RECORD EXTRACTS
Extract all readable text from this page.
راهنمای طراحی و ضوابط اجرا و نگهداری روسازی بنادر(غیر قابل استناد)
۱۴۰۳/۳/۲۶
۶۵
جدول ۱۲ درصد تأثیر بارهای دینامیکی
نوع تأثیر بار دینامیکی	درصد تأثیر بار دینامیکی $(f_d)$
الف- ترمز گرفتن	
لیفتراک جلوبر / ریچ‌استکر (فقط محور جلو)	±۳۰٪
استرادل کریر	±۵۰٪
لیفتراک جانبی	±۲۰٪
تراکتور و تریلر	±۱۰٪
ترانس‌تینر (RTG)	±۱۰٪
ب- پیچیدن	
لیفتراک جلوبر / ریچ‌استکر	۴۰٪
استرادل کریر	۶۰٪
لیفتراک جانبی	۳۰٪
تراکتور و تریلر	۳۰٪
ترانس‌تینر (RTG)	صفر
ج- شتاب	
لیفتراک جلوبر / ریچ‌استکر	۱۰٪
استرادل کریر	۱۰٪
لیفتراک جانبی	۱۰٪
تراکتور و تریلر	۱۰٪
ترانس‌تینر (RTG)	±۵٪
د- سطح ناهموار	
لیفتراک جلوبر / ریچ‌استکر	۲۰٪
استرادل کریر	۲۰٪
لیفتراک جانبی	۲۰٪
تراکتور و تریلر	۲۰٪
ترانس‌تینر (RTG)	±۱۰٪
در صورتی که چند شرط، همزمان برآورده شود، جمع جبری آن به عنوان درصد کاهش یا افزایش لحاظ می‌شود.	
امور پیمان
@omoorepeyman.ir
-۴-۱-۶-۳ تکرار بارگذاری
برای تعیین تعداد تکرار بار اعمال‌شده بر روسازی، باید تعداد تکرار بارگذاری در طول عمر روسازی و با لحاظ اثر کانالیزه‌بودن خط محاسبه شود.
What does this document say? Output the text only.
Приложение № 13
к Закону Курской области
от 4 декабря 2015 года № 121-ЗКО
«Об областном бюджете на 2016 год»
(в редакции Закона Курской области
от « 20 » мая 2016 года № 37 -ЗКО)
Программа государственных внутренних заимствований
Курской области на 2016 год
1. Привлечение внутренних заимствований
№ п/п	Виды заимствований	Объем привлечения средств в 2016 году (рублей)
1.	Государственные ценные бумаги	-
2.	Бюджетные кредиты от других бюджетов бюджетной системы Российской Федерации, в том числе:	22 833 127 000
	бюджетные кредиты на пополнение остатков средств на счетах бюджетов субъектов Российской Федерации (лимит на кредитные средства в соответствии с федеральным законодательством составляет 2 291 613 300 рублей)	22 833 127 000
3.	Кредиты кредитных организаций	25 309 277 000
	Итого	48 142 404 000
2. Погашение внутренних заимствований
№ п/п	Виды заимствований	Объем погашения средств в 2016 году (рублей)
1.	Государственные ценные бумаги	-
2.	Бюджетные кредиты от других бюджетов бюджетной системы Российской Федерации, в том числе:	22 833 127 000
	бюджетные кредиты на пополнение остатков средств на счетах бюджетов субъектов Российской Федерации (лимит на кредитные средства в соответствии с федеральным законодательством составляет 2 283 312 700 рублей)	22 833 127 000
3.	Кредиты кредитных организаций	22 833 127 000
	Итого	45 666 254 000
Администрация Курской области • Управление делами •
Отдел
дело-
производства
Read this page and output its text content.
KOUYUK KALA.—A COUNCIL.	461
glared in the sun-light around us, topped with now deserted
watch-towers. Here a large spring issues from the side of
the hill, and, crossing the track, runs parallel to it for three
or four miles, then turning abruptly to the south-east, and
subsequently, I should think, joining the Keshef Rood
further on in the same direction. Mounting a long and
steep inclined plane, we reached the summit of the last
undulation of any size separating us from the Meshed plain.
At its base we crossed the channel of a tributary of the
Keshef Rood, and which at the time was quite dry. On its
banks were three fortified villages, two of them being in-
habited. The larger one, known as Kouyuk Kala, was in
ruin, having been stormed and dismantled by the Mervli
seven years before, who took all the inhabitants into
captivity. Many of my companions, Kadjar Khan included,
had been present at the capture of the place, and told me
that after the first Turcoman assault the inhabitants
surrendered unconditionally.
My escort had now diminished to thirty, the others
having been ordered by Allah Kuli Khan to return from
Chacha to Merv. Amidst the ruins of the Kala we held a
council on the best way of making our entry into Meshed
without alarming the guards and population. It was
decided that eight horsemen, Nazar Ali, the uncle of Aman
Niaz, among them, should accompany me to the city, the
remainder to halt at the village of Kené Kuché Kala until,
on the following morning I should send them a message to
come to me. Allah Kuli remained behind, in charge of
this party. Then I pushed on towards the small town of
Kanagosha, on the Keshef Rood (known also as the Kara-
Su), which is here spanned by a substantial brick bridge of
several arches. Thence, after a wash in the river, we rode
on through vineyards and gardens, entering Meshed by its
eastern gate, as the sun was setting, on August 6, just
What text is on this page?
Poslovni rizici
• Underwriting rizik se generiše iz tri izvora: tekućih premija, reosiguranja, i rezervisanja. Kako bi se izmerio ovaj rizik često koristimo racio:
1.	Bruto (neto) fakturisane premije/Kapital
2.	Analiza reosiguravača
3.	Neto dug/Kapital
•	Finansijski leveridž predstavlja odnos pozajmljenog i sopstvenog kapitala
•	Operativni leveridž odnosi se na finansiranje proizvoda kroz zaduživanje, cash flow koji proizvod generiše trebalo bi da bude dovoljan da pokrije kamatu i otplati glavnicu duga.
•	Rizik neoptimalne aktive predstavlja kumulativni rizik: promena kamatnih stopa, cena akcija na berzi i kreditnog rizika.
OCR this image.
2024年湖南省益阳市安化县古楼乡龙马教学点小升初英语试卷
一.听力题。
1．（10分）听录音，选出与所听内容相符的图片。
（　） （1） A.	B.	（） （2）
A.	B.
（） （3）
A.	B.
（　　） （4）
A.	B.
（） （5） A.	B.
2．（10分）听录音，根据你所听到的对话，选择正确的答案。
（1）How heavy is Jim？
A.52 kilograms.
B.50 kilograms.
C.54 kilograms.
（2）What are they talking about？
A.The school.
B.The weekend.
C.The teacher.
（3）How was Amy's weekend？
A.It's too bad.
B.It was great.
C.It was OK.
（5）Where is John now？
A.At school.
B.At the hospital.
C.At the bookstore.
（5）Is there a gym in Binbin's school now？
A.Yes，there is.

GIVEN TASK
Word for word, restate all of the data shown above.

ANSWER
Extract all readable text from this page.
راهنمای طراحی و ضوابط اجرا و نگهداری روسازی بنادر(غیر قابل استناد)
۱۴۰۳/۳/۲۶
۶۵
جدول ۱۲ درصد تأثیر بارهای دینامیکی
نوع تأثیر بار دینامیکی	درصد تأثیر بار دینامیکی $(f_d)$
الف- ترمز گرفتن	
لیفتراک جلوبر / ریچ‌استکر (فقط محور جلو)	±۳۰٪
استرادل کریر	±۵۰٪
لیفتراک جانبی	±۲۰٪
تراکتور و تریلر	±۱۰٪
ترانس‌تینر (RTG)	±۱۰٪
ب- پیچیدن	
لیفتراک جلوبر / ریچ‌استکر	۴۰٪
استرادل کریر	۶۰٪
لیفتراک جانبی	۳۰٪
تراکتور و تریلر	۳۰٪
ترانس‌تینر (RTG)	صفر
ج- شتاب	
لیفتراک جلوبر / ریچ‌استکر	۱۰٪
استرادل کریر	۱۰٪
لیفتراک جانبی	۱۰٪
تراکتور و تریلر	۱۰٪
ترانس‌تینر (RTG)	±۵٪
د- سطح ناهموار	
لیفتراک جلوبر / ریچ‌استکر	۲۰٪
استرادل کریر	۲۰٪
لیفتراک جانبی	۲۰٪
تراکتور و تریلر	۲۰٪
ترانس‌تینر (RTG)	±۱۰٪
در صورتی که چند شرط، همزمان برآورده شود، جمع جبری آن به عنوان درصد کاهش یا افزایش لحاظ می‌شود.	
امور پیمان
@omoorepeyman.ir
-۴-۱-۶-۳ تکرار بارگذاری
برای تعیین تعداد تکرار بار اعمال‌شده بر روسازی، باید تعداد تکرار بارگذاری در طول عمر روسازی و با لحاظ اثر کانالیزه‌بودن خط محاسبه شود.
What does this document say? Output the text only.
Приложение № 13
к Закону Курской области
от 4 декабря 2015 года № 121-ЗКО
«Об областном бюджете на 2016 год»
(в редакции Закона Курской области
от « 20 » мая 2016 года № 37 -ЗКО)
Программа государственных внутренних заимствований
Курской области на 2016 год
1. Привлечение внутренних заимствований
№ п/п	Виды заимствований	Объем привлечения средств в 2016 году (рублей)
1.	Государственные ценные бумаги	-
2.	Бюджетные кредиты от других бюджетов бюджетной системы Российской Федерации, в том числе:	22 833 127 000
	бюджетные кредиты на пополнение остатков средств на счетах бюджетов субъектов Российской Федерации (лимит на кредитные средства в соответствии с федеральным законодательством составляет 2 291 613 300 рублей)	22 833 127 000
3.	Кредиты кредитных организаций	25 309 277 000
	Итого	48 142 404 000
2. Погашение внутренних заимствований
№ п/п	Виды заимствований	Объем погашения средств в 2016 году (рублей)
1.	Государственные ценные бумаги	-
2.	Бюджетные кредиты от других бюджетов бюджетной системы Российской Федерации, в том числе:	22 833 127 000
	бюджетные кредиты на пополнение остатков средств на счетах бюджетов субъектов Российской Федерации (лимит на кредитные средства в соответствии с федеральным законодательством составляет 2 283 312 700 рублей)	22 833 127 000
3.	Кредиты кредитных организаций	22 833 127 000
	Итого	45 666 254 000
Администрация Курской области • Управление делами •
Отдел
дело-
производства
Read this page and output its text content.
KOUYUK KALA.—A COUNCIL.	461
glared in the sun-light around us, topped with now deserted
watch-towers. Here a large spring issues from the side of
the hill, and, crossing the track, runs parallel to it for three
or four miles, then turning abruptly to the south-east, and
subsequently, I should think, joining the Keshef Rood
further on in the same direction. Mounting a long and
steep inclined plane, we reached the summit of the last
undulation of any size separating us from the Meshed plain.
At its base we crossed the channel of a tributary of the
Keshef Rood, and which at the time was quite dry. On its
banks were three fortified villages, two of them being in-
habited. The larger one, known as Kouyuk Kala, was in
ruin, having been stormed and dismantled by the Mervli
seven years before, who took all the inhabitants into
captivity. Many of my companions, Kadjar Khan included,
had been present at the capture of the place, and told me
that after the first Turcoman assault the inhabitants
surrendered unconditionally.
My escort had now diminished to thirty, the others
having been ordered by Allah Kuli Khan to return from
Chacha to Merv. Amidst the ruins of the Kala we held a
council on the best way of making our entry into Meshed
without alarming the guards and population. It was
decided that eight horsemen, Nazar Ali, the uncle of Aman
Niaz, among them, should accompany me to the city, the
remainder to halt at the village of Kené Kuché Kala until,
on the following morning I should send them a message to
come to me. Allah Kuli remained behind, in charge of
this party. Then I pushed on towards the small town of
Kanagosha, on the Keshef Rood (known also as the Kara-
Su), which is here spanned by a substantial brick bridge of
several arches. Thence, after a wash in the river, we rode
on through vineyards and gardens, entering Meshed by its
eastern gate, as the sun was setting, on August 6, just
What text is on this page?
Poslovni rizici
• Underwriting rizik se generiše iz tri izvora: tekućih premija, reosiguranja, i rezervisanja. Kako bi se izmerio ovaj rizik često koristimo racio:
1.	Bruto (neto) fakturisane premije/Kapital
2.	Analiza reosiguravača
3.	Neto dug/Kapital
•	Finansijski leveridž predstavlja odnos pozajmljenog i sopstvenog kapitala
•	Operativni leveridž odnosi se na finansiranje proizvoda kroz zaduživanje, cash flow koji proizvod generiše trebalo bi da bude dovoljan da pokrije kamatu i otplati glavnicu duga.
•	Rizik neoptimalne aktive predstavlja kumulativni rizik: promena kamatnih stopa, cena akcija na berzi i kreditnog rizika.
OCR this image.
2024年湖南省益阳市安化县古楼乡龙马教学点小升初英语试卷
一.听力题。
1．（10分）听录音，选出与所听内容相符的图片。
（　） （1） A.	B.	（） （2）
A.	B.
（） （3）
A.	B.
（　　） （4）
A.	B.
（） （5） A.	B.
2．（10分）听录音，根据你所听到的对话，选择正确的答案。
（1）How heavy is Jim？
A.52 kilograms.
B.50 kilograms.
C.54 kilograms.
（2）What are they talking about？
A.The school.
B.The weekend.
C.The teacher.
（3）How was Amy's weekend？
A.It's too bad.
B.It was great.
C.It was OK.
（5）Where is John now？
A.At school.
B.At the hospital.
C.At the bookstore.
（5）Is there a gym in Binbin's school now？
A.Yes，there is.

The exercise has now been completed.